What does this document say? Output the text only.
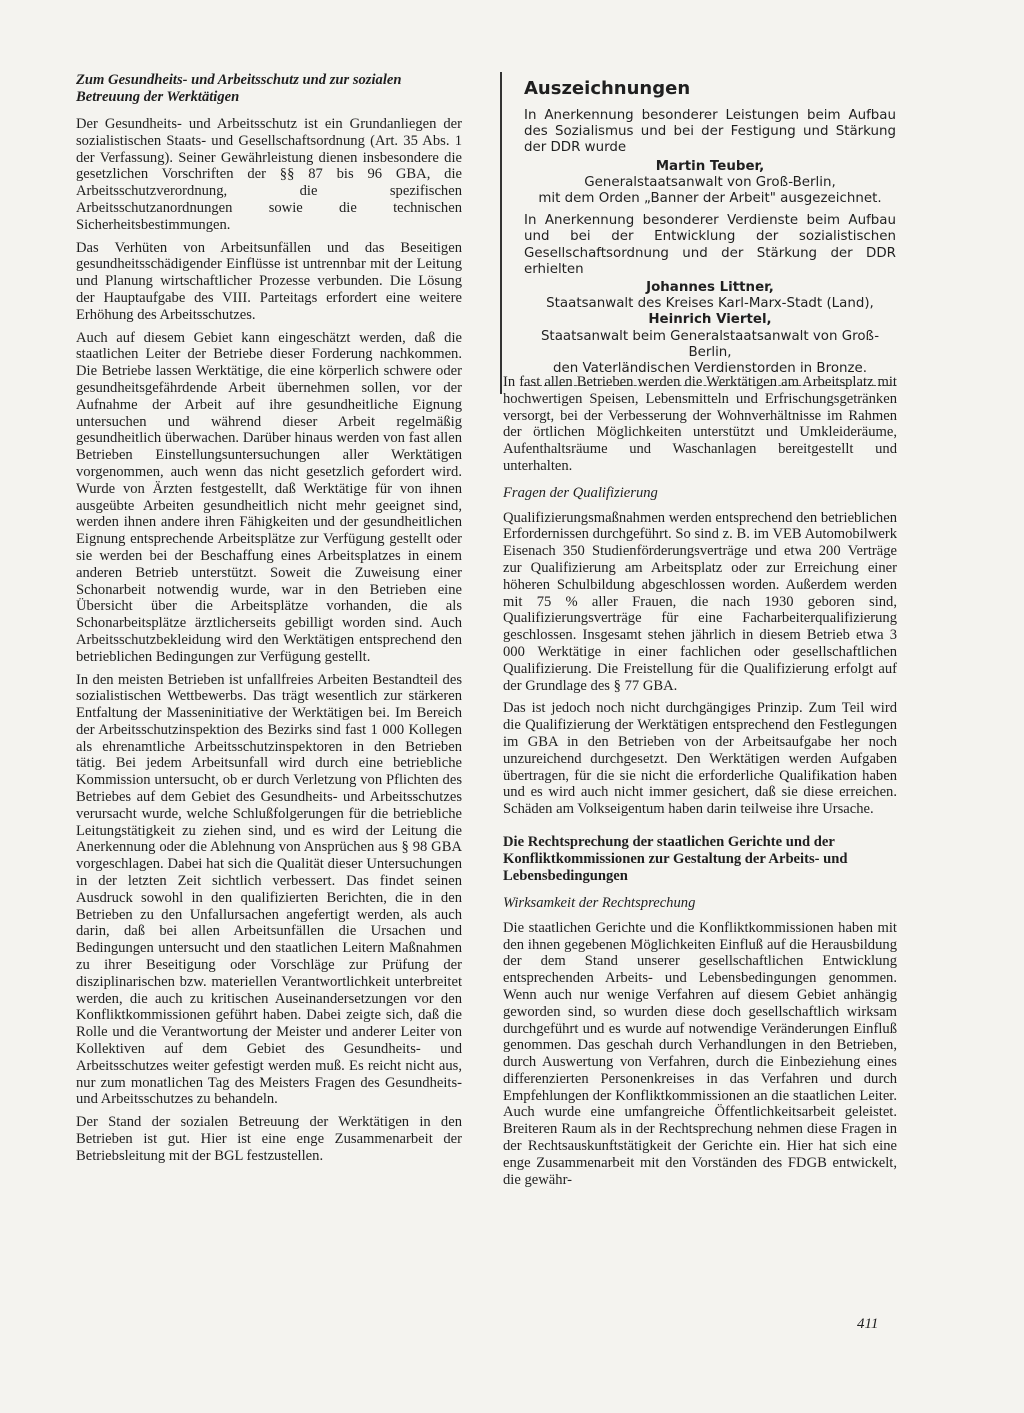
Zum Gesundheits- und Arbeitsschutz und zur sozialen Betreuung der Werktätigen

Der Gesundheits- und Arbeitsschutz ist ein Grundanliegen der sozialistischen Staats- und Gesellschaftsordnung (Art. 35 Abs. 1 der Verfassung). Seiner Gewährleistung dienen insbesondere die gesetzlichen Vorschriften der §§ 87 bis 96 GBA, die Arbeitsschutzverordnung, die spezifischen Arbeitsschutzanordnungen sowie die technischen Sicherheitsbestimmungen.

Das Verhüten von Arbeitsunfällen und das Beseitigen gesundheitsschädigender Einflüsse ist untrennbar mit der Leitung und Planung wirtschaftlicher Prozesse verbunden. Die Lösung der Hauptaufgabe des VIII. Parteitags erfordert eine weitere Erhöhung des Arbeitsschutzes.

Auch auf diesem Gebiet kann eingeschätzt werden, daß die staatlichen Leiter der Betriebe dieser Forderung nachkommen. Die Betriebe lassen Werktätige, die eine körperlich schwere oder gesundheitsgefährdende Arbeit übernehmen sollen, vor der Aufnahme der Arbeit auf ihre gesundheitliche Eignung untersuchen und während dieser Arbeit regelmäßig gesundheitlich überwachen. Darüber hinaus werden von fast allen Betrieben Einstellungsuntersuchungen aller Werktätigen vorgenommen, auch wenn das nicht gesetzlich gefordert wird. Wurde von Ärzten festgestellt, daß Werktätige für von ihnen ausgeübte Arbeiten gesundheitlich nicht mehr geeignet sind, werden ihnen andere ihren Fähigkeiten und der gesundheitlichen Eignung entsprechende Arbeitsplätze zur Verfügung gestellt oder sie werden bei der Beschaffung eines Arbeitsplatzes in einem anderen Betrieb unterstützt. Soweit die Zuweisung einer Schonarbeit notwendig wurde, war in den Betrieben eine Übersicht über die Arbeitsplätze vorhanden, die als Schonarbeitsplätze ärztlicherseits gebilligt worden sind. Auch Arbeitsschutzbekleidung wird den Werktätigen entsprechend den betrieblichen Bedingungen zur Verfügung gestellt.

In den meisten Betrieben ist unfallfreies Arbeiten Bestandteil des sozialistischen Wettbewerbs. Das trägt wesentlich zur stärkeren Entfaltung der Masseninitiative der Werktätigen bei. Im Bereich der Arbeitsschutzinspektion des Bezirks sind fast 1 000 Kollegen als ehrenamtliche Arbeitsschutzinspektoren in den Betrieben tätig. Bei jedem Arbeitsunfall wird durch eine betriebliche Kommission untersucht, ob er durch Verletzung von Pflichten des Betriebes auf dem Gebiet des Gesundheits- und Arbeitsschutzes verursacht wurde, welche Schlußfolgerungen für die betriebliche Leitungstätigkeit zu ziehen sind, und es wird der Leitung die Anerkennung oder die Ablehnung von Ansprüchen aus § 98 GBA vorgeschlagen. Dabei hat sich die Qualität dieser Untersuchungen in der letzten Zeit sichtlich verbessert. Das findet seinen Ausdruck sowohl in den qualifizierten Berichten, die in den Betrieben zu den Unfallursachen angefertigt werden, als auch darin, daß bei allen Arbeitsunfällen die Ursachen und Bedingungen untersucht und den staatlichen Leitern Maßnahmen zu ihrer Beseitigung oder Vorschläge zur Prüfung der disziplinarischen bzw. materiellen Verantwortlichkeit unterbreitet werden, die auch zu kritischen Auseinandersetzungen vor den Konfliktkommissionen geführt haben. Dabei zeigte sich, daß die Rolle und die Verantwortung der Meister und anderer Leiter von Kollektiven auf dem Gebiet des Gesundheits- und Arbeitsschutzes weiter gefestigt werden muß. Es reicht nicht aus, nur zum monatlichen Tag des Meisters Fragen des Gesundheits- und Arbeitsschutzes zu behandeln.

Der Stand der sozialen Betreuung der Werktätigen in den Betrieben ist gut. Hier ist eine enge Zusammenarbeit der Betriebsleitung mit der BGL festzustellen.

Auszeichnungen
In Anerkennung besonderer Leistungen beim Aufbau des Sozialismus und bei der Festigung und Stärkung der DDR wurde
Martin Teuber,
Generalstaatsanwalt von Groß-Berlin,
mit dem Orden „Banner der Arbeit" ausgezeichnet.
In Anerkennung besonderer Verdienste beim Aufbau und bei der Entwicklung der sozialistischen Gesellschaftsordnung und der Stärkung der DDR erhielten
Johannes Littner,
Staatsanwalt des Kreises Karl-Marx-Stadt (Land),
Heinrich Viertel,
Staatsanwalt beim Generalstaatsanwalt von Groß-Berlin,
den Vaterländischen Verdienstorden in Bronze.

In fast allen Betrieben werden die Werktätigen am Arbeitsplatz mit hochwertigen Speisen, Lebensmitteln und Erfrischungsgetränken versorgt, bei der Verbesserung der Wohnverhältnisse im Rahmen der örtlichen Möglichkeiten unterstützt und Umkleideräume, Aufenthaltsräume und Waschanlagen bereitgestellt und unterhalten.

Fragen der Qualifizierung

Qualifizierungsmaßnahmen werden entsprechend den betrieblichen Erfordernissen durchgeführt. So sind z. B. im VEB Automobilwerk Eisenach 350 Studienförderungsverträge und etwa 200 Verträge zur Qualifizierung am Arbeitsplatz oder zur Erreichung einer höheren Schulbildung abgeschlossen worden. Außerdem werden mit 75 % aller Frauen, die nach 1930 geboren sind, Qualifizierungsverträge für eine Facharbeiterqualifizierung geschlossen. Insgesamt stehen jährlich in diesem Betrieb etwa 3 000 Werktätige in einer fachlichen oder gesellschaftlichen Qualifizierung. Die Freistellung für die Qualifizierung erfolgt auf der Grundlage des § 77 GBA.

Das ist jedoch noch nicht durchgängiges Prinzip. Zum Teil wird die Qualifizierung der Werktätigen entsprechend den Festlegungen im GBA in den Betrieben von der Arbeitsaufgabe her noch unzureichend durchgesetzt. Den Werktätigen werden Aufgaben übertragen, für die sie nicht die erforderliche Qualifikation haben und es wird auch nicht immer gesichert, daß sie diese erreichen. Schäden am Volkseigentum haben darin teilweise ihre Ursache.

Die Rechtsprechung der staatlichen Gerichte und der Konfliktkommissionen zur Gestaltung der Arbeits- und Lebensbedingungen
Wirksamkeit der Rechtsprechung

Die staatlichen Gerichte und die Konfliktkommissionen haben mit den ihnen gegebenen Möglichkeiten Einfluß auf die Herausbildung der dem Stand unserer gesellschaftlichen Entwicklung entsprechenden Arbeits- und Lebensbedingungen genommen. Wenn auch nur wenige Verfahren auf diesem Gebiet anhängig geworden sind, so wurden diese doch gesellschaftlich wirksam durchgeführt und es wurde auf notwendige Veränderungen Einfluß genommen. Das geschah durch Verhandlungen in den Betrieben, durch Auswertung von Verfahren, durch die Einbeziehung eines differenzierten Personenkreises in das Verfahren und durch Empfehlungen der Konfliktkommissionen an die staatlichen Leiter. Auch wurde eine umfangreiche Öffentlichkeitsarbeit geleistet. Breiteren Raum als in der Rechtsprechung nehmen diese Fragen in der Rechtsauskunftstätigkeit der Gerichte ein. Hier hat sich eine enge Zusammenarbeit mit den Vorständen des FDGB entwickelt, die gewähr-

411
········
— What the task asks —
Skip every picture and transcribe the data above exactly.

— Exercise response —
What does this document say? Output the text only.
Zum Gesundheits- und Arbeitsschutz und zur sozialen Betreuung der Werktätigen

Der Gesundheits- und Arbeitsschutz ist ein Grundanliegen der sozialistischen Staats- und Gesellschaftsordnung (Art. 35 Abs. 1 der Verfassung). Seiner Gewährleistung dienen insbesondere die gesetzlichen Vorschriften der §§ 87 bis 96 GBA, die Arbeitsschutzverordnung, die spezifischen Arbeitsschutzanordnungen sowie die technischen Sicherheitsbestimmungen.

Das Verhüten von Arbeitsunfällen und das Beseitigen gesundheitsschädigender Einflüsse ist untrennbar mit der Leitung und Planung wirtschaftlicher Prozesse verbunden. Die Lösung der Hauptaufgabe des VIII. Parteitags erfordert eine weitere Erhöhung des Arbeitsschutzes.

Auch auf diesem Gebiet kann eingeschätzt werden, daß die staatlichen Leiter der Betriebe dieser Forderung nachkommen. Die Betriebe lassen Werktätige, die eine körperlich schwere oder gesundheitsgefährdende Arbeit übernehmen sollen, vor der Aufnahme der Arbeit auf ihre gesundheitliche Eignung untersuchen und während dieser Arbeit regelmäßig gesundheitlich überwachen. Darüber hinaus werden von fast allen Betrieben Einstellungsuntersuchungen aller Werktätigen vorgenommen, auch wenn das nicht gesetzlich gefordert wird. Wurde von Ärzten festgestellt, daß Werktätige für von ihnen ausgeübte Arbeiten gesundheitlich nicht mehr geeignet sind, werden ihnen andere ihren Fähigkeiten und der gesundheitlichen Eignung entsprechende Arbeitsplätze zur Verfügung gestellt oder sie werden bei der Beschaffung eines Arbeitsplatzes in einem anderen Betrieb unterstützt. Soweit die Zuweisung einer Schonarbeit notwendig wurde, war in den Betrieben eine Übersicht über die Arbeitsplätze vorhanden, die als Schonarbeitsplätze ärztlicherseits gebilligt worden sind. Auch Arbeitsschutzbekleidung wird den Werktätigen entsprechend den betrieblichen Bedingungen zur Verfügung gestellt.

In den meisten Betrieben ist unfallfreies Arbeiten Bestandteil des sozialistischen Wettbewerbs. Das trägt wesentlich zur stärkeren Entfaltung der Masseninitiative der Werktätigen bei. Im Bereich der Arbeitsschutzinspektion des Bezirks sind fast 1 000 Kollegen als ehrenamtliche Arbeitsschutzinspektoren in den Betrieben tätig. Bei jedem Arbeitsunfall wird durch eine betriebliche Kommission untersucht, ob er durch Verletzung von Pflichten des Betriebes auf dem Gebiet des Gesundheits- und Arbeitsschutzes verursacht wurde, welche Schlußfolgerungen für die betriebliche Leitungstätigkeit zu ziehen sind, und es wird der Leitung die Anerkennung oder die Ablehnung von Ansprüchen aus § 98 GBA vorgeschlagen. Dabei hat sich die Qualität dieser Untersuchungen in der letzten Zeit sichtlich verbessert. Das findet seinen Ausdruck sowohl in den qualifizierten Berichten, die in den Betrieben zu den Unfallursachen angefertigt werden, als auch darin, daß bei allen Arbeitsunfällen die Ursachen und Bedingungen untersucht und den staatlichen Leitern Maßnahmen zu ihrer Beseitigung oder Vorschläge zur Prüfung der disziplinarischen bzw. materiellen Verantwortlichkeit unterbreitet werden, die auch zu kritischen Auseinandersetzungen vor den Konfliktkommissionen geführt haben. Dabei zeigte sich, daß die Rolle und die Verantwortung der Meister und anderer Leiter von Kollektiven auf dem Gebiet des Gesundheits- und Arbeitsschutzes weiter gefestigt werden muß. Es reicht nicht aus, nur zum monatlichen Tag des Meisters Fragen des Gesundheits- und Arbeitsschutzes zu behandeln.

Der Stand der sozialen Betreuung der Werktätigen in den Betrieben ist gut. Hier ist eine enge Zusammenarbeit der Betriebsleitung mit der BGL festzustellen.

Auszeichnungen
In Anerkennung besonderer Leistungen beim Aufbau des Sozialismus und bei der Festigung und Stärkung der DDR wurde
Martin Teuber,
Generalstaatsanwalt von Groß-Berlin,
mit dem Orden „Banner der Arbeit" ausgezeichnet.
In Anerkennung besonderer Verdienste beim Aufbau und bei der Entwicklung der sozialistischen Gesellschaftsordnung und der Stärkung der DDR erhielten
Johannes Littner,
Staatsanwalt des Kreises Karl-Marx-Stadt (Land),
Heinrich Viertel,
Staatsanwalt beim Generalstaatsanwalt von Groß-Berlin,
den Vaterländischen Verdienstorden in Bronze.

In fast allen Betrieben werden die Werktätigen am Arbeitsplatz mit hochwertigen Speisen, Lebensmitteln und Erfrischungsgetränken versorgt, bei der Verbesserung der Wohnverhältnisse im Rahmen der örtlichen Möglichkeiten unterstützt und Umkleideräume, Aufenthaltsräume und Waschanlagen bereitgestellt und unterhalten.

Fragen der Qualifizierung

Qualifizierungsmaßnahmen werden entsprechend den betrieblichen Erfordernissen durchgeführt. So sind z. B. im VEB Automobilwerk Eisenach 350 Studienförderungsverträge und etwa 200 Verträge zur Qualifizierung am Arbeitsplatz oder zur Erreichung einer höheren Schulbildung abgeschlossen worden. Außerdem werden mit 75 % aller Frauen, die nach 1930 geboren sind, Qualifizierungsverträge für eine Facharbeiterqualifizierung geschlossen. Insgesamt stehen jährlich in diesem Betrieb etwa 3 000 Werktätige in einer fachlichen oder gesellschaftlichen Qualifizierung. Die Freistellung für die Qualifizierung erfolgt auf der Grundlage des § 77 GBA.

Das ist jedoch noch nicht durchgängiges Prinzip. Zum Teil wird die Qualifizierung der Werktätigen entsprechend den Festlegungen im GBA in den Betrieben von der Arbeitsaufgabe her noch unzureichend durchgesetzt. Den Werktätigen werden Aufgaben übertragen, für die sie nicht die erforderliche Qualifikation haben und es wird auch nicht immer gesichert, daß sie diese erreichen. Schäden am Volkseigentum haben darin teilweise ihre Ursache.

Die Rechtsprechung der staatlichen Gerichte und der Konfliktkommissionen zur Gestaltung der Arbeits- und Lebensbedingungen
Wirksamkeit der Rechtsprechung

Die staatlichen Gerichte und die Konfliktkommissionen haben mit den ihnen gegebenen Möglichkeiten Einfluß auf die Herausbildung der dem Stand unserer gesellschaftlichen Entwicklung entsprechenden Arbeits- und Lebensbedingungen genommen. Wenn auch nur wenige Verfahren auf diesem Gebiet anhängig geworden sind, so wurden diese doch gesellschaftlich wirksam durchgeführt und es wurde auf notwendige Veränderungen Einfluß genommen. Das geschah durch Verhandlungen in den Betrieben, durch Auswertung von Verfahren, durch die Einbeziehung eines differenzierten Personenkreises in das Verfahren und durch Empfehlungen der Konfliktkommissionen an die staatlichen Leiter. Auch wurde eine umfangreiche Öffentlichkeitsarbeit geleistet. Breiteren Raum als in der Rechtsprechung nehmen diese Fragen in der Rechtsauskunftstätigkeit der Gerichte ein. Hier hat sich eine enge Zusammenarbeit mit den Vorständen des FDGB entwickelt, die gewähr-

411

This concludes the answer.